What you are asked to do => Gather all lines with "Results" from the records.

=== Exercise input ===

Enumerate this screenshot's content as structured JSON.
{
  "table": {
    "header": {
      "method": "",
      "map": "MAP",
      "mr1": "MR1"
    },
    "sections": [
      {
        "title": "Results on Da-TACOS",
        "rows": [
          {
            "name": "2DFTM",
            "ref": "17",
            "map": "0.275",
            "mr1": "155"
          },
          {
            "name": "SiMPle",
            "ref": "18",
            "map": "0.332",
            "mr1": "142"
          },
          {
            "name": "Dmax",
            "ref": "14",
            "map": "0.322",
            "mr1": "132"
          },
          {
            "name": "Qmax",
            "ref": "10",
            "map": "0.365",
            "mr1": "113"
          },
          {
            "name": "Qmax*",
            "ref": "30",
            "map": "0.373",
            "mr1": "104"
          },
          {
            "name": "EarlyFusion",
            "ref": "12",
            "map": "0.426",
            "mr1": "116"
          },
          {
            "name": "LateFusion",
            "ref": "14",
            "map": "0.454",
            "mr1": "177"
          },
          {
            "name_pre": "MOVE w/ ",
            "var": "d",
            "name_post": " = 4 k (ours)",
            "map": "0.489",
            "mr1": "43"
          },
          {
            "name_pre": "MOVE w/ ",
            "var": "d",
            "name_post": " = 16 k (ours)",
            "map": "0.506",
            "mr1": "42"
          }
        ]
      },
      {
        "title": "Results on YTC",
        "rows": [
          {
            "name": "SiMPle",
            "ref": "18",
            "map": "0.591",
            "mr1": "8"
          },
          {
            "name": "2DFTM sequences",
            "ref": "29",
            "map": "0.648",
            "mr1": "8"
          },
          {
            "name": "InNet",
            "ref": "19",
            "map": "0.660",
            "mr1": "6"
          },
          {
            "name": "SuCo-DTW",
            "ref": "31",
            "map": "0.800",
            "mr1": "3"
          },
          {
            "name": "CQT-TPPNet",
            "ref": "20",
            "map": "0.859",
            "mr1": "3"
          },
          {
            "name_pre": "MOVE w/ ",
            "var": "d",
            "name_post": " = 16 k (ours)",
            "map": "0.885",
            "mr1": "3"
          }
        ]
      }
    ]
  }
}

===

Result for this task =>
        "title": "Results on Da-TACOS",
        "title": "Results on YTC",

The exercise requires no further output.